* [WHAT YOU SHOULD DO] Can you render every line of the data below as a numbered list, leaving out any blank lines?
.....
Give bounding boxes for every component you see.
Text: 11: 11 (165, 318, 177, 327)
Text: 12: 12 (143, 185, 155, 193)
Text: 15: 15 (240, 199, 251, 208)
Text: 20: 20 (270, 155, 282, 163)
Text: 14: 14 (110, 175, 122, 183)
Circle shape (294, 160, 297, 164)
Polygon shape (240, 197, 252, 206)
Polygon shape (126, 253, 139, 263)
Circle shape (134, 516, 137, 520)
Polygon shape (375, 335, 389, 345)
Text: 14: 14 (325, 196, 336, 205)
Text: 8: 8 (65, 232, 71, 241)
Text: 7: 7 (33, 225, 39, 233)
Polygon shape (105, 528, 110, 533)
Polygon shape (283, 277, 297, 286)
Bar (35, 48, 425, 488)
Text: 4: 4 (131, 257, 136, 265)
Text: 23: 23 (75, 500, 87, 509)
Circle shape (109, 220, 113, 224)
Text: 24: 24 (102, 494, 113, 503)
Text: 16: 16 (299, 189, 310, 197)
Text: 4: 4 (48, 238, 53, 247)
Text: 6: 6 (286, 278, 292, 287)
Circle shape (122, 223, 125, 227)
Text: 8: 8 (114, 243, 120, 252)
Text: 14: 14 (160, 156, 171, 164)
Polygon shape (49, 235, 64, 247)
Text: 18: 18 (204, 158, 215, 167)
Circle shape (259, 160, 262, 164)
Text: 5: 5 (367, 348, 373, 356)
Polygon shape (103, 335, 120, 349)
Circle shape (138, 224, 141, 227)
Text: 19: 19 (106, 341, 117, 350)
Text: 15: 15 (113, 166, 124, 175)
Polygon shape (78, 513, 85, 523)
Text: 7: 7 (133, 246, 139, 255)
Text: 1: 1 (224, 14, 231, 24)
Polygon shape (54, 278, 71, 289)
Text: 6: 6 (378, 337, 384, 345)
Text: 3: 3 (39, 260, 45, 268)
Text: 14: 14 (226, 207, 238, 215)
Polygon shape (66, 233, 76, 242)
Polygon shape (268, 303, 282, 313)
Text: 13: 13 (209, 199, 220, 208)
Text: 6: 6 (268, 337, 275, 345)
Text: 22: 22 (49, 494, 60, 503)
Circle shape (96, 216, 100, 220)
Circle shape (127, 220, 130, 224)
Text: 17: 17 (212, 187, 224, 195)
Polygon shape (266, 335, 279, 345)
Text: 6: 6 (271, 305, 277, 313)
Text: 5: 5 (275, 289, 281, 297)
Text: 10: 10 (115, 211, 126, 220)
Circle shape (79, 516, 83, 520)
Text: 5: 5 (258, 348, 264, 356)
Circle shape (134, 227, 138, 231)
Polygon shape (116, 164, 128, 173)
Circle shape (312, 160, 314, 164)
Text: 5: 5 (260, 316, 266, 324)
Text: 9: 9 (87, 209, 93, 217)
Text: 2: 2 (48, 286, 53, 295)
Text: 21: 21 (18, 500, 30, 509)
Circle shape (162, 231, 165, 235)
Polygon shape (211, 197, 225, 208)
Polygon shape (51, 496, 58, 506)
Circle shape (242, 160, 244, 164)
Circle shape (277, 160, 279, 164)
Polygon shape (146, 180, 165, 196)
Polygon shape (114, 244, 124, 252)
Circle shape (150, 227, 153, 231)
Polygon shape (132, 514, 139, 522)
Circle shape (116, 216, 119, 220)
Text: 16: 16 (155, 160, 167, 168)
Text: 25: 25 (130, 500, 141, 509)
.....
* [SOLVED EXERCISE]
1. Give bounding boxes for every component you see.
2. Text: 11: 11 (165, 318, 177, 327)
3. Text: 12: 12 (143, 185, 155, 193)
4. Text: 15: 15 (240, 199, 251, 208)
5. Text: 20: 20 (270, 155, 282, 163)
6. Text: 14: 14 (110, 175, 122, 183)
7. Circle shape (294, 160, 297, 164)
8. Polygon shape (240, 197, 252, 206)
9. Polygon shape (126, 253, 139, 263)
10. Circle shape (134, 516, 137, 520)
11. Polygon shape (375, 335, 389, 345)
12. Text: 14: 14 (325, 196, 336, 205)
13. Text: 8: 8 (65, 232, 71, 241)
14. Text: 7: 7 (33, 225, 39, 233)
15. Polygon shape (105, 528, 110, 533)
16. Polygon shape (283, 277, 297, 286)
17. Bar (35, 48, 425, 488)
18. Text: 4: 4 (131, 257, 136, 265)
19. Text: 23: 23 (75, 500, 87, 509)
20. Circle shape (109, 220, 113, 224)
21. Text: 24: 24 (102, 494, 113, 503)
22. Text: 16: 16 (299, 189, 310, 197)
23. Text: 4: 4 (48, 238, 53, 247)
24. Text: 6: 6 (286, 278, 292, 287)
25. Circle shape (122, 223, 125, 227)
26. Text: 8: 8 (114, 243, 120, 252)
27. Text: 14: 14 (160, 156, 171, 164)
28. Polygon shape (49, 235, 64, 247)
29. Text: 18: 18 (204, 158, 215, 167)
30. Circle shape (259, 160, 262, 164)
31. Text: 5: 5 (367, 348, 373, 356)
32. Polygon shape (103, 335, 120, 349)
33. Circle shape (138, 224, 141, 227)
34. Text: 19: 19 (106, 341, 117, 350)
35. Text: 15: 15 (113, 166, 124, 175)
36. Polygon shape (78, 513, 85, 523)
37. Text: 7: 7 (133, 246, 139, 255)
38. Text: 1: 1 (224, 14, 231, 24)
39. Polygon shape (54, 278, 71, 289)
40. Text: 6: 6 (378, 337, 384, 345)
41. Text: 3: 3 (39, 260, 45, 268)
42. Text: 14: 14 (226, 207, 238, 215)
43. Polygon shape (66, 233, 76, 242)
44. Polygon shape (268, 303, 282, 313)
45. Text: 13: 13 (209, 199, 220, 208)
46. Text: 6: 6 (268, 337, 275, 345)
47. Text: 22: 22 (49, 494, 60, 503)
48. Circle shape (96, 216, 100, 220)
49. Circle shape (127, 220, 130, 224)
50. Text: 17: 17 (212, 187, 224, 195)
51. Polygon shape (266, 335, 279, 345)
52. Text: 6: 6 (271, 305, 277, 313)
53. Text: 5: 5 (275, 289, 281, 297)
54. Text: 10: 10 (115, 211, 126, 220)
55. Circle shape (79, 516, 83, 520)
56. Text: 5: 5 (258, 348, 264, 356)
57. Circle shape (134, 227, 138, 231)
58. Polygon shape (116, 164, 128, 173)
59. Circle shape (312, 160, 314, 164)
60. Text: 5: 5 (260, 316, 266, 324)
61. Text: 9: 9 (87, 209, 93, 217)
62. Text: 2: 2 (48, 286, 53, 295)
63. Text: 21: 21 (18, 500, 30, 509)
64. Circle shape (162, 231, 165, 235)
65. Polygon shape (211, 197, 225, 208)
66. Polygon shape (51, 496, 58, 506)
67. Circle shape (242, 160, 244, 164)
68. Circle shape (277, 160, 279, 164)
69. Polygon shape (146, 180, 165, 196)
70. Polygon shape (114, 244, 124, 252)
71. Circle shape (150, 227, 153, 231)
72. Polygon shape (132, 514, 139, 522)
73. Circle shape (116, 216, 119, 220)
74. Text: 16: 16 (155, 160, 167, 168)
75. Text: 25: 25 (130, 500, 141, 509)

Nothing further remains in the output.